> _TASK INSTRUCTIONS_: Search the material for the word "Export" and report each line where it turns up.

# Start of RECORDS FOR THE EXERCISE

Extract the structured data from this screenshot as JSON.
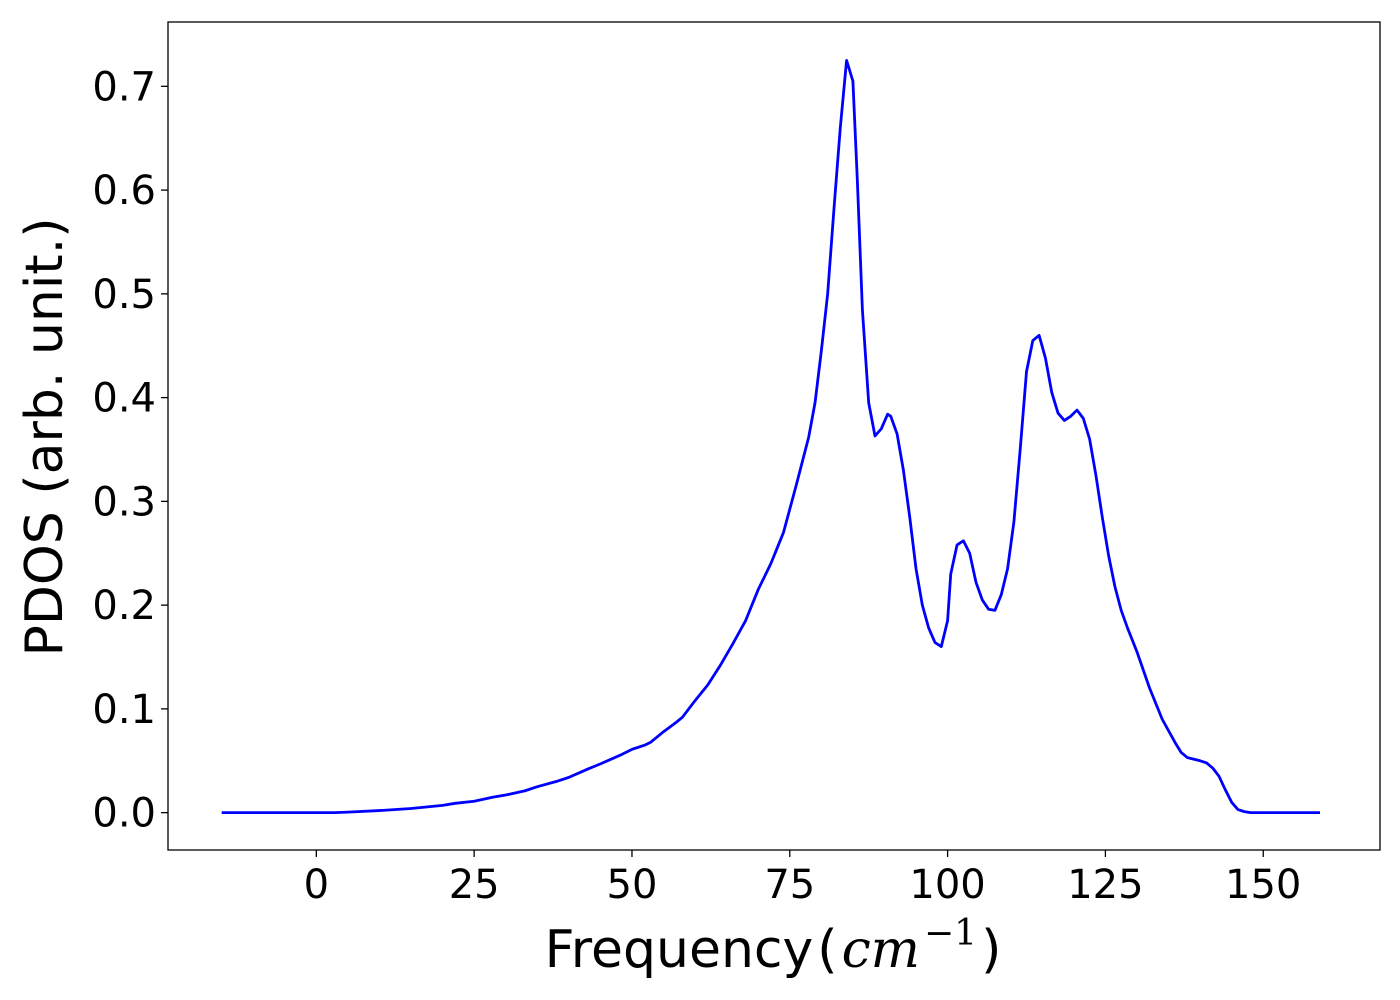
{
  "chart_data": {
    "type": "line",
    "title": "",
    "xlabel": "Frequency",
    "xlabel_unit_text": "cm",
    "xlabel_unit_exponent": "−1",
    "ylabel": "PDOS (arb. unit.)",
    "xlim": [
      -23.5,
      168.5
    ],
    "ylim": [
      -0.036,
      0.762
    ],
    "x_ticks": [
      0,
      25,
      50,
      75,
      100,
      125,
      150
    ],
    "x_tick_labels": [
      "0",
      "25",
      "50",
      "75",
      "100",
      "125",
      "150"
    ],
    "y_ticks": [
      0.0,
      0.1,
      0.2,
      0.3,
      0.4,
      0.5,
      0.6,
      0.7
    ],
    "y_tick_labels": [
      "0.0",
      "0.1",
      "0.2",
      "0.3",
      "0.4",
      "0.5",
      "0.6",
      "0.7"
    ],
    "grid": false,
    "series": [
      {
        "color": "#0000ff",
        "x": [
          -15,
          -10,
          -5,
          0,
          3,
          5,
          10,
          15,
          20,
          22,
          25,
          28,
          30,
          33,
          35,
          38,
          40,
          43,
          45,
          48,
          50,
          52,
          53,
          55,
          57,
          58,
          60,
          62,
          64,
          66,
          68,
          70,
          72,
          73,
          74,
          76,
          78,
          79,
          80,
          81,
          82,
          83,
          84,
          85,
          85.7,
          86.5,
          87.5,
          88.5,
          89.5,
          90.5,
          91,
          92,
          93,
          94,
          95,
          96,
          97,
          98,
          99,
          100,
          100.5,
          101.5,
          102.5,
          103.5,
          104.5,
          105.5,
          106.5,
          107.5,
          108.5,
          109.5,
          110.5,
          111.5,
          112.5,
          113.5,
          114.5,
          115.5,
          116.5,
          117.5,
          118.5,
          119.5,
          120.5,
          121.5,
          122.5,
          123.5,
          124.5,
          125.5,
          126.5,
          127.5,
          128.5,
          130,
          132,
          134,
          136,
          137,
          138,
          140,
          141,
          142,
          143,
          144,
          145,
          146,
          147,
          148,
          150,
          155,
          159
        ],
        "y": [
          0.0,
          0.0,
          0.0,
          0.0,
          0.0,
          0.0005,
          0.002,
          0.004,
          0.007,
          0.009,
          0.011,
          0.015,
          0.017,
          0.021,
          0.025,
          0.03,
          0.034,
          0.042,
          0.047,
          0.055,
          0.061,
          0.065,
          0.068,
          0.078,
          0.087,
          0.092,
          0.108,
          0.123,
          0.142,
          0.163,
          0.185,
          0.215,
          0.24,
          0.255,
          0.27,
          0.315,
          0.362,
          0.395,
          0.445,
          0.5,
          0.582,
          0.66,
          0.725,
          0.705,
          0.61,
          0.485,
          0.395,
          0.363,
          0.37,
          0.384,
          0.382,
          0.365,
          0.33,
          0.285,
          0.235,
          0.2,
          0.178,
          0.164,
          0.16,
          0.185,
          0.23,
          0.258,
          0.262,
          0.25,
          0.222,
          0.205,
          0.196,
          0.195,
          0.21,
          0.235,
          0.28,
          0.35,
          0.425,
          0.455,
          0.46,
          0.438,
          0.405,
          0.385,
          0.378,
          0.382,
          0.388,
          0.38,
          0.36,
          0.325,
          0.285,
          0.248,
          0.218,
          0.195,
          0.178,
          0.155,
          0.12,
          0.09,
          0.068,
          0.058,
          0.053,
          0.05,
          0.048,
          0.043,
          0.035,
          0.022,
          0.01,
          0.003,
          0.001,
          0.0,
          0.0,
          0.0,
          0.0
        ]
      }
    ]
  }
}
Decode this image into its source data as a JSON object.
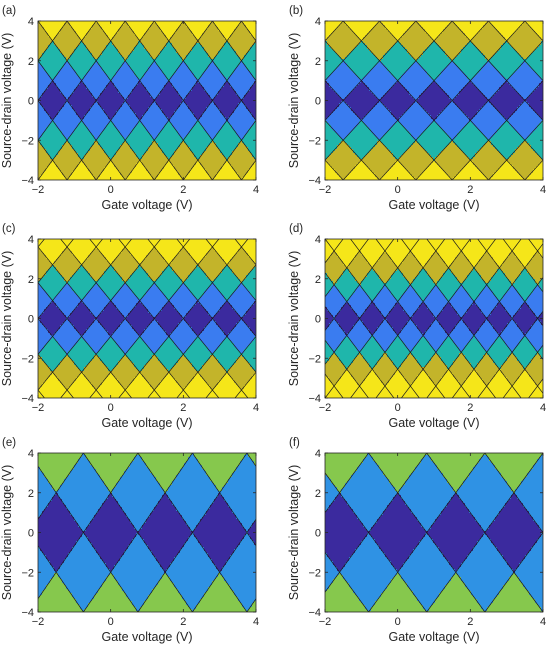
{
  "chart_data": [
    {
      "type": "heatmap",
      "panel_label": "(a)",
      "xlabel": "Gate voltage (V)",
      "ylabel": "Source-drain voltage (V)",
      "xlim": [
        -2,
        4
      ],
      "ylim": [
        -4,
        4
      ],
      "xticks": [
        -2,
        0,
        2,
        4
      ],
      "yticks": [
        -4,
        -2,
        0,
        2,
        4
      ],
      "grid": false,
      "dot_charge_period": 0.8,
      "charging_voltage": 1.0,
      "level_colors": [
        "#3b2a9e",
        "#3a7cf0",
        "#1fb6ab",
        "#c3b42a",
        "#f5e619"
      ]
    },
    {
      "type": "heatmap",
      "panel_label": "(b)",
      "xlabel": "Gate voltage (V)",
      "ylabel": "Source-drain voltage (V)",
      "xlim": [
        -2,
        4
      ],
      "ylim": [
        -4,
        4
      ],
      "xticks": [
        -2,
        0,
        2,
        4
      ],
      "yticks": [
        -4,
        -2,
        0,
        2,
        4
      ],
      "grid": false,
      "dot_charge_period": 1.0,
      "charging_voltage": 1.0,
      "level_colors": [
        "#3b2a9e",
        "#3a7cf0",
        "#1fb6ab",
        "#c3b42a",
        "#f5e619"
      ]
    },
    {
      "type": "heatmap",
      "panel_label": "(c)",
      "xlabel": "Gate voltage (V)",
      "ylabel": "Source-drain voltage (V)",
      "xlim": [
        -2,
        4
      ],
      "ylim": [
        -4,
        4
      ],
      "xticks": [
        -2,
        0,
        2,
        4
      ],
      "yticks": [
        -4,
        -2,
        0,
        2,
        4
      ],
      "grid": false,
      "dot_charge_period": 0.8,
      "charging_voltage": 0.9,
      "level_colors": [
        "#3b2a9e",
        "#3a7cf0",
        "#1fb6ab",
        "#c3b42a",
        "#f5e619"
      ]
    },
    {
      "type": "heatmap",
      "panel_label": "(d)",
      "xlabel": "Gate voltage (V)",
      "ylabel": "Source-drain voltage (V)",
      "xlim": [
        -2,
        4
      ],
      "ylim": [
        -4,
        4
      ],
      "xticks": [
        -2,
        0,
        2,
        4
      ],
      "yticks": [
        -4,
        -2,
        0,
        2,
        4
      ],
      "grid": false,
      "dot_charge_period": 0.7,
      "charging_voltage": 0.85,
      "level_colors": [
        "#3b2a9e",
        "#3a7cf0",
        "#1fb6ab",
        "#c3b42a",
        "#f5e619"
      ]
    },
    {
      "type": "heatmap",
      "panel_label": "(e)",
      "xlabel": "Gate voltage (V)",
      "ylabel": "Source-drain voltage (V)",
      "xlim": [
        -2,
        4
      ],
      "ylim": [
        -4,
        4
      ],
      "xticks": [
        -2,
        0,
        2,
        4
      ],
      "yticks": [
        -4,
        -2,
        0,
        2,
        4
      ],
      "grid": false,
      "dot_charge_period": 1.5,
      "charging_voltage": 2.0,
      "level_colors": [
        "#3b2a9e",
        "#2f92e4",
        "#86c84d",
        "#f2e51f"
      ]
    },
    {
      "type": "heatmap",
      "panel_label": "(f)",
      "xlabel": "Gate voltage (V)",
      "ylabel": "Source-drain voltage (V)",
      "xlim": [
        -2,
        4
      ],
      "ylim": [
        -4,
        4
      ],
      "xticks": [
        -2,
        0,
        2,
        4
      ],
      "yticks": [
        -4,
        -2,
        0,
        2,
        4
      ],
      "grid": false,
      "dot_charge_period": 1.6,
      "charging_voltage": 2.0,
      "level_colors": [
        "#3b2a9e",
        "#2f92e4",
        "#86c84d",
        "#f2e51f"
      ]
    }
  ]
}
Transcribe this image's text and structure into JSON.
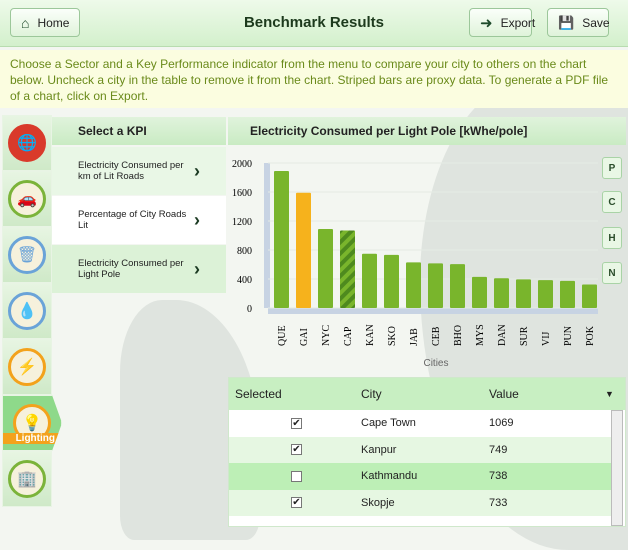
{
  "header": {
    "home": "Home",
    "title": "Benchmark Results",
    "export": "Export",
    "save": "Save"
  },
  "instructions": "Choose a Sector and a Key Performance indicator from the menu to compare your city to others on the chart below. Uncheck a city in the table to remove it from the chart. Striped bars are proxy data.  To generate a PDF file of a chart, click on Export.",
  "sectors": [
    {
      "name": "global",
      "color": "#d93a2b"
    },
    {
      "name": "transport",
      "color": "#7bb33a"
    },
    {
      "name": "waste",
      "color": "#6aa3d8"
    },
    {
      "name": "water",
      "color": "#6aa3d8"
    },
    {
      "name": "energy",
      "color": "#f3a21c"
    },
    {
      "name": "lighting",
      "color": "#f3a21c",
      "label": "Lighting"
    },
    {
      "name": "buildings",
      "color": "#7bb33a"
    }
  ],
  "kpi": {
    "heading": "Select a KPI",
    "items": [
      "Electricity Consumed per km of Lit Roads",
      "Percentage of City Roads Lit",
      "Electricity Consumed per Light Pole"
    ]
  },
  "chart_title": "Electricity Consumed per Light Pole [kWhe/pole]",
  "side_buttons": [
    "P",
    "C",
    "H",
    "N"
  ],
  "chart_data": {
    "type": "bar",
    "title": "Electricity Consumed per Light Pole [kWhe/pole]",
    "xlabel": "Cities",
    "ylabel": "",
    "ylim": [
      0,
      2000
    ],
    "yticks": [
      0,
      400,
      800,
      1200,
      1600,
      2000
    ],
    "categories": [
      "QUE",
      "GAI",
      "NYC",
      "CAP",
      "KAN",
      "SKO",
      "JAB",
      "CEB",
      "BHO",
      "MYS",
      "DAN",
      "SUR",
      "VIJ",
      "PUN",
      "POK"
    ],
    "values": [
      1890,
      1590,
      1090,
      1069,
      749,
      733,
      630,
      615,
      605,
      430,
      410,
      395,
      385,
      375,
      325
    ],
    "highlight": "GAI",
    "proxy": [
      "CAP"
    ],
    "colors": {
      "bar": "#79b52c",
      "highlight": "#f6b21c",
      "proxy_stripe": "#4e8a1e"
    }
  },
  "table": {
    "headers": [
      "Selected",
      "City",
      "Value"
    ],
    "rows": [
      {
        "city": "Cape Town",
        "value": "1069",
        "checked": true
      },
      {
        "city": "Kanpur",
        "value": "749",
        "checked": true
      },
      {
        "city": "Kathmandu",
        "value": "738",
        "checked": false
      },
      {
        "city": "Skopje",
        "value": "733",
        "checked": true
      }
    ]
  }
}
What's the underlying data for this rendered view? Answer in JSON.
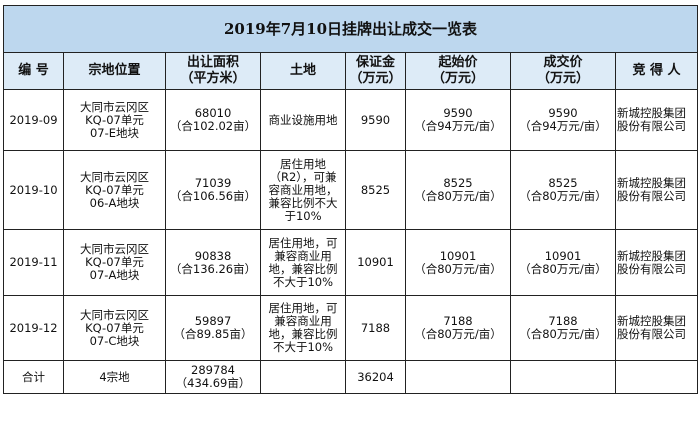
{
  "title": "2019年7月10日挂牌出让成交一览表",
  "headers": [
    "编 号",
    "宗地位置",
    "出让面积\n（平方米）",
    "土地",
    "保证金\n（万元）",
    "起始价\n（万元）",
    "成交价\n（万元）",
    "竞 得 人"
  ],
  "rows": [
    {
      "id": "2019-09",
      "location": "大同市云冈区\nKQ-07单元\n07-E地块",
      "area": "68010\n（合102.02亩）",
      "land": "商业设施用地",
      "deposit": "9590",
      "start_price": "9590\n（合94万元/亩）",
      "deal_price": "9590\n（合94万元/亩）",
      "winner": "新城控股集团\n股份有限公司"
    },
    {
      "id": "2019-10",
      "location": "大同市云冈区\nKQ-07单元\n06-A地块",
      "area": "71039\n（合106.56亩）",
      "land": "居住用地\n（R2），可兼\n容商业用地，\n兼容比例不大\n于10%",
      "deposit": "8525",
      "start_price": "8525\n（合80万元/亩）",
      "deal_price": "8525\n（合80万元/亩）",
      "winner": "新城控股集团\n股份有限公司"
    },
    {
      "id": "2019-11",
      "location": "大同市云冈区\nKQ-07单元\n07-A地块",
      "area": "90838\n（合136.26亩）",
      "land": "居住用地，可\n兼容商业用\n地，兼容比例\n不大于10%",
      "deposit": "10901",
      "start_price": "10901\n（合80万元/亩）",
      "deal_price": "10901\n（合80万元/亩）",
      "winner": "新城控股集团\n股份有限公司"
    },
    {
      "id": "2019-12",
      "location": "大同市云冈区\nKQ-07单元\n07-C地块",
      "area": "59897\n（合89.85亩）",
      "land": "居住用地，可\n兼容商业用\n地，兼容比例\n不大于10%",
      "deposit": "7188",
      "start_price": "7188\n（合80万元/亩）",
      "deal_price": "7188\n（合80万元/亩）",
      "winner": "新城控股集团\n股份有限公司"
    }
  ],
  "total": {
    "label": "合计",
    "location": "4宗地",
    "area": "289784\n（434.69亩）",
    "land": "",
    "deposit": "36204",
    "start_price": "",
    "deal_price": "",
    "winner": ""
  }
}
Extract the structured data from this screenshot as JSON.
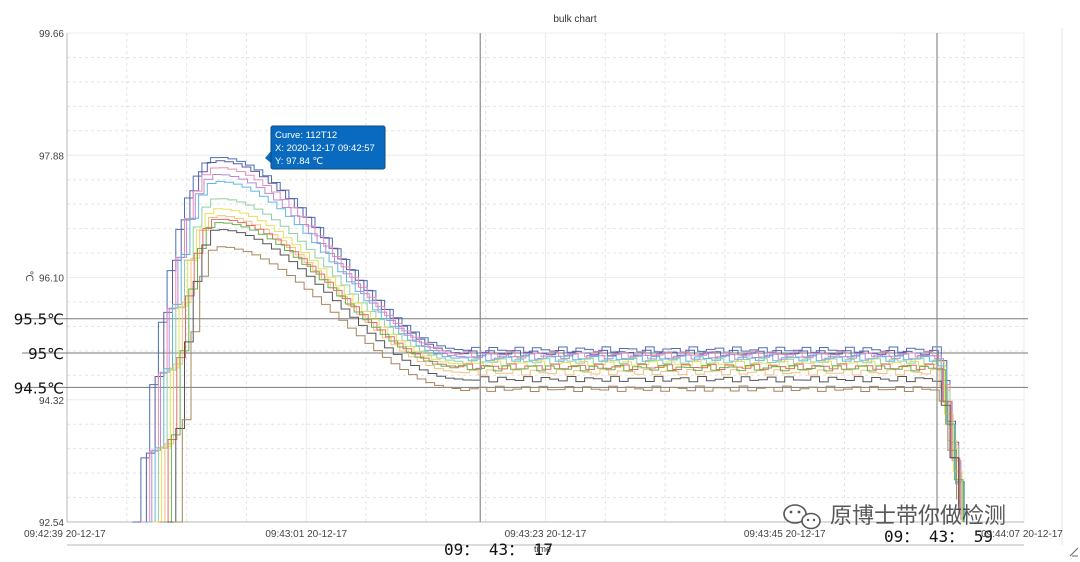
{
  "chart_data": {
    "type": "line",
    "title": "bulk chart",
    "xlabel": "time",
    "ylabel": "℃",
    "x_tick_labels": [
      "09:42:39 20-12-17",
      "09:43:01 20-12-17",
      "09:43:23 20-12-17",
      "09:43:45 20-12-17",
      "09:44:07 20-12-17"
    ],
    "y_tick_labels": [
      "99.66",
      "97.88",
      "96.10",
      "94.32",
      "92.54"
    ],
    "ylim": [
      92.54,
      99.66
    ],
    "xlim_seconds_labels": [
      "09:42:39",
      "09:44:07"
    ],
    "grid": true,
    "reference_lines": [
      {
        "label": "95.5℃",
        "value": 95.5
      },
      {
        "label": "95℃",
        "value": 95.0
      },
      {
        "label": "94.5℃",
        "value": 94.5
      }
    ],
    "markers": [
      {
        "label": "09： 43： 17"
      },
      {
        "label": "09： 43： 59"
      }
    ],
    "tooltip": {
      "curve": "Curve: 112T12",
      "x": "X: 2020-12-17 09:42:57",
      "y": "Y: 97.84 ℃"
    },
    "series": [
      {
        "color": "#4a6fb5",
        "peak": 97.85,
        "plateau": 95.05
      },
      {
        "color": "#5b5ba6",
        "peak": 97.8,
        "plateau": 95.0
      },
      {
        "color": "#e58fb8",
        "peak": 97.7,
        "plateau": 94.98
      },
      {
        "color": "#b88bd6",
        "peak": 97.6,
        "plateau": 94.95
      },
      {
        "color": "#5fb6df",
        "peak": 97.5,
        "plateau": 94.92
      },
      {
        "color": "#8fd0a0",
        "peak": 97.25,
        "plateau": 94.88
      },
      {
        "color": "#e6e05a",
        "peak": 97.1,
        "plateau": 94.84
      },
      {
        "color": "#f4c07a",
        "peak": 97.0,
        "plateau": 94.72
      },
      {
        "color": "#e46a6a",
        "peak": 96.95,
        "plateau": 94.8
      },
      {
        "color": "#6ab04c",
        "peak": 96.9,
        "plateau": 94.78
      },
      {
        "color": "#555555",
        "peak": 96.8,
        "plateau": 94.62
      },
      {
        "color": "#a6865f",
        "peak": 96.55,
        "plateau": 94.48
      }
    ]
  },
  "watermark": {
    "text": "原博士带你做检测",
    "icon": "wechat-icon"
  }
}
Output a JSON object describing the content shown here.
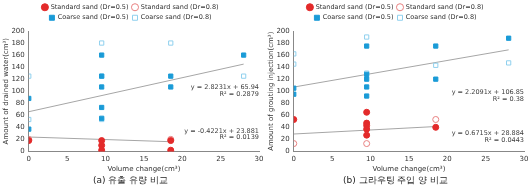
{
  "chart_data": [
    {
      "type": "scatter",
      "title": "(a) 유출 유량 비교",
      "x_label": "Volume change(cm³)",
      "y_label": "Amount of drained water(cm³)",
      "xlim": [
        0,
        30
      ],
      "xticks": [
        0,
        5,
        10,
        15,
        20,
        25,
        30
      ],
      "ylim": [
        0,
        200
      ],
      "yticks": [
        0,
        20,
        40,
        60,
        80,
        100,
        120,
        140,
        160,
        180,
        200
      ],
      "grid": false,
      "legend": "top",
      "series": [
        {
          "name": "Standard sand (Dr=0.5)",
          "color": "#e32a2a",
          "marker": "circle",
          "x": [
            0,
            9.5,
            9.5,
            9.5,
            18.5,
            18.5
          ],
          "values": [
            18,
            18,
            10,
            2,
            18,
            2
          ]
        },
        {
          "name": "Standard sand (Dr=0.8)",
          "color": "#e88080",
          "marker": "circle-open",
          "x": [
            0,
            18.5
          ],
          "values": [
            20,
            20
          ]
        },
        {
          "name": "Coarse sand (Dr=0.5)",
          "color": "#1a9bd7",
          "marker": "square",
          "x": [
            0,
            0,
            9.5,
            9.5,
            9.5,
            9.5,
            9.5,
            18.5,
            18.5,
            28
          ],
          "values": [
            88,
            37,
            160,
            125,
            107,
            73,
            55,
            125,
            107,
            160
          ]
        },
        {
          "name": "Coarse sand (Dr=0.8)",
          "color": "#8fd0ee",
          "marker": "square-open",
          "x": [
            0,
            0,
            9.5,
            9.5,
            9.5,
            18.5,
            28
          ],
          "values": [
            125,
            53,
            180,
            125,
            53,
            180,
            125
          ]
        },
        {
          "type": "line",
          "color": "#a6a6a6",
          "line_style": "solid",
          "x": [
            0,
            28
          ],
          "values": [
            65.94,
            145
          ]
        },
        {
          "type": "line",
          "color": "#a6a6a6",
          "line_style": "solid",
          "x": [
            0,
            18.5
          ],
          "values": [
            23.9,
            16.1
          ]
        }
      ],
      "annotations": [
        {
          "text": "y = 2.8231x + 65.94",
          "x": 30,
          "y": 106
        },
        {
          "text": "R² = 0.2879",
          "x": 30,
          "y": 95
        },
        {
          "text": "y = -0.4221x + 23.881",
          "x": 30,
          "y": 34
        },
        {
          "text": "R² = 0.0139",
          "x": 30,
          "y": 23
        }
      ]
    },
    {
      "type": "scatter",
      "title": "(b) 그라우팅 주입 양 비교",
      "x_label": "Volume change(cm³)",
      "y_label": "Amount of grouting injection(cm³)",
      "xlim": [
        0,
        30
      ],
      "xticks": [
        0,
        5,
        10,
        15,
        20,
        25,
        30
      ],
      "ylim": [
        0,
        200
      ],
      "yticks": [
        0,
        20,
        40,
        60,
        80,
        100,
        120,
        140,
        160,
        180,
        200
      ],
      "grid": false,
      "legend": "top",
      "series": [
        {
          "name": "Standard sand (Dr=0.5)",
          "color": "#e32a2a",
          "marker": "circle",
          "x": [
            0,
            9.5,
            9.5,
            9.5,
            9.5,
            9.5,
            18.5
          ],
          "values": [
            53,
            65,
            47,
            43,
            37,
            27,
            40
          ]
        },
        {
          "name": "Standard sand (Dr=0.8)",
          "color": "#e88080",
          "marker": "circle-open",
          "x": [
            0,
            9.5,
            18.5
          ],
          "values": [
            13,
            13,
            53
          ]
        },
        {
          "name": "Coarse sand (Dr=0.5)",
          "color": "#1a9bd7",
          "marker": "square",
          "x": [
            0,
            0,
            9.5,
            9.5,
            9.5,
            9.5,
            9.5,
            18.5,
            18.5,
            28
          ],
          "values": [
            95,
            105,
            175,
            128,
            120,
            107,
            92,
            175,
            120,
            188
          ]
        },
        {
          "name": "Coarse sand (Dr=0.8)",
          "color": "#8fd0ee",
          "marker": "square-open",
          "x": [
            0,
            0,
            9.5,
            9.5,
            18.5,
            28
          ],
          "values": [
            145,
            162,
            190,
            130,
            143,
            147
          ]
        },
        {
          "type": "line",
          "color": "#a6a6a6",
          "line_style": "solid",
          "x": [
            0,
            28
          ],
          "values": [
            106.85,
            168.7
          ]
        },
        {
          "type": "line",
          "color": "#a6a6a6",
          "line_style": "solid",
          "x": [
            0,
            18.5
          ],
          "values": [
            28.9,
            41.3
          ]
        }
      ],
      "annotations": [
        {
          "text": "y = 2.2091x + 106.85",
          "x": 30,
          "y": 98
        },
        {
          "text": "R² = 0.38",
          "x": 30,
          "y": 87
        },
        {
          "text": "y = 0.6715x + 28.884",
          "x": 30,
          "y": 30
        },
        {
          "text": "R² = 0.0443",
          "x": 30,
          "y": 19
        }
      ]
    }
  ]
}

# End of RECORDS FOR THE EXERCISE

> _WRITTEN ANSWER_:
    "export": "Export",
  "instructions": "Choose a Sector and a Key Performance indicator from the menu to compare your city to others on the chart below. Uncheck a city in the table to remove it from the chart. Striped bars are proxy data.  To generate a PDF file of a chart, click on Export.",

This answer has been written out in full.